(Text passage Opens)

MiR-514 attenuates proliferation and increases chemoresistance by targeting ATP binding cassette subfamily in ovarian cancer.

Cisplatin is one of the most popular chemotherapeutic drugs in treating ovarian cancer. Resistance to cisplatin is a common clinical challenge that needs to be solved to increase its anti-tumor effects. The relation of miR-514 expression with prognosis in ovarian cancer patients was analyzed based on GSE73584 datasets. The regulation of miR-514 on proliferation and cisplatin chemosensitivity of ovarian cells was examined by MTT assay, colony-formation assay and soft-agar colony-formation assay. Dual luciferase assay was performed to detect the direct interaction of miR-514 with its downstream targets. Immunobloting and qRT-PCR were performed for target gene expression analysis. Low expression of miR-514 was related to poor prognosis in ovarian cancer patients. MiR-514 repressed proliferation and decreased cisplatin chemosensitivity in ovarian cancer cells by targeting ATP binding cassette subfamily. MiR-514 is of clinically significance in ovarian cancer by attenuating proliferation of ovarian cancer cells and decreasing chemoresistance of cisplatin by targeting ATP binding cassette subfamily.

(Text passage Closes)
(Information provided Opens)

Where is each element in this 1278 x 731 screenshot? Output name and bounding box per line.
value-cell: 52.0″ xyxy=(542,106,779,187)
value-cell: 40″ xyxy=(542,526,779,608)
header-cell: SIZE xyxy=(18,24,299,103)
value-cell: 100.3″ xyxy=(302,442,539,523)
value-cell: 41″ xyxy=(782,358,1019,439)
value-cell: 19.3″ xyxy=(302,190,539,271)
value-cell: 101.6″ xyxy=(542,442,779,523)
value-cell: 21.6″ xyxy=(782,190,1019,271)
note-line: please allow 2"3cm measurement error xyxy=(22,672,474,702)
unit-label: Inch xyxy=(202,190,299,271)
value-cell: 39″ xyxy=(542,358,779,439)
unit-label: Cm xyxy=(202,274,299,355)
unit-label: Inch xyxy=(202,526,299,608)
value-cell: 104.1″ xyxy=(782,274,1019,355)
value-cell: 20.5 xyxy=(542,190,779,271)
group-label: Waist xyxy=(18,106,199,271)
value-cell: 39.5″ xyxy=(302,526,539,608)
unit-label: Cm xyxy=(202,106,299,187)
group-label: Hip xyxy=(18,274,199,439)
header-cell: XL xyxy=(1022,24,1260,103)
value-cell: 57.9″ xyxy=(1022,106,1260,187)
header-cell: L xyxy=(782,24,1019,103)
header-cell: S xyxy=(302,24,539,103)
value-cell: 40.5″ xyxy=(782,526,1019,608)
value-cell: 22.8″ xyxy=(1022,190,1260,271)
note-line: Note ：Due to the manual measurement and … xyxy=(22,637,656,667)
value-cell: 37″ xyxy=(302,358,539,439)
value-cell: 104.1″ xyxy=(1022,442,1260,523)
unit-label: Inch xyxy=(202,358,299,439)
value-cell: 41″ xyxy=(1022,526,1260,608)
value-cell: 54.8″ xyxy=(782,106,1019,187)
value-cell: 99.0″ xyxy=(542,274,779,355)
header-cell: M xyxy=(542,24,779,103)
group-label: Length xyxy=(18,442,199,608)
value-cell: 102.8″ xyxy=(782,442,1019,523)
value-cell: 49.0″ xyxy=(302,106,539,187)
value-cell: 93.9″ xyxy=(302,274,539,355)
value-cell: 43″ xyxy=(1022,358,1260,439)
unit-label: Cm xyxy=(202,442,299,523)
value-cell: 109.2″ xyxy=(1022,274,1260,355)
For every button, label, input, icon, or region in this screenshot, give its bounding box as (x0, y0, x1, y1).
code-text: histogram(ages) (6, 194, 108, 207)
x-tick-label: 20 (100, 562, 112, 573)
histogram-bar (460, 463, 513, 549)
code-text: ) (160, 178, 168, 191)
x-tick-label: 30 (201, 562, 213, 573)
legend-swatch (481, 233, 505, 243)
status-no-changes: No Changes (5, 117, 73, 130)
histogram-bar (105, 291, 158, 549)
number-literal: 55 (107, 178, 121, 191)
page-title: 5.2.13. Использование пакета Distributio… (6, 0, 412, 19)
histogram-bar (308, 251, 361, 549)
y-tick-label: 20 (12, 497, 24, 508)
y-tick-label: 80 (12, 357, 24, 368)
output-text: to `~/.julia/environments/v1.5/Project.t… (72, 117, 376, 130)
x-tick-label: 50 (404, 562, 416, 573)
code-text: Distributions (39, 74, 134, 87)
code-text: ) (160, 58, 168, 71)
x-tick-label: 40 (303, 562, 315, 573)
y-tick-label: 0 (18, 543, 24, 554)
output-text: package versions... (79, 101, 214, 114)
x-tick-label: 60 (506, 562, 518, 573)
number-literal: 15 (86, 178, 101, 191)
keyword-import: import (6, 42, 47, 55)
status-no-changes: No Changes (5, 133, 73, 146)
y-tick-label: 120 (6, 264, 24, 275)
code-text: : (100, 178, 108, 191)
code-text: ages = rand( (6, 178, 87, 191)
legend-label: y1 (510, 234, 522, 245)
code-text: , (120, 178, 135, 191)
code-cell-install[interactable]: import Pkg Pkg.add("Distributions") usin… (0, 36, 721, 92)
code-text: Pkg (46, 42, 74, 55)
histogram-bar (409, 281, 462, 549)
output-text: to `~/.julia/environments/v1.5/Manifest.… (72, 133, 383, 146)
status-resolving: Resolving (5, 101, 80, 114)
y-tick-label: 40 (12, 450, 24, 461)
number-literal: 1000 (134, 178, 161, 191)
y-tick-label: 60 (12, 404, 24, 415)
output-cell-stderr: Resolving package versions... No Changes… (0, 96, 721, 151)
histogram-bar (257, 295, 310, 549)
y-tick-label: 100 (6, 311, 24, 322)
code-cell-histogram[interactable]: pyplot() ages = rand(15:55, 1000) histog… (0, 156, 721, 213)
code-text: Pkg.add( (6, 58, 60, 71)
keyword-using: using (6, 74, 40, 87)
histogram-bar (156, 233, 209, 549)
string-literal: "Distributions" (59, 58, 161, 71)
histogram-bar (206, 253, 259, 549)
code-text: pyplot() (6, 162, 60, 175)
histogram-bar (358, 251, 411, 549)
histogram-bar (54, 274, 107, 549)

(Information provided Closes)

→ What to produce
Summarize the text on miR-514 in ovarian cancer in two sentences.

→ Answer section
Cisplatin is a widely used drug against ovarian cancer, and resistance to it is a common clinical challenge. Using GSE73584 data and cell assays, the study found that low miR-514 expression was related to poor prognosis and that miR-514 repressed proliferation of ovarian cancer cells by targeting the ATP binding cassette subfamily.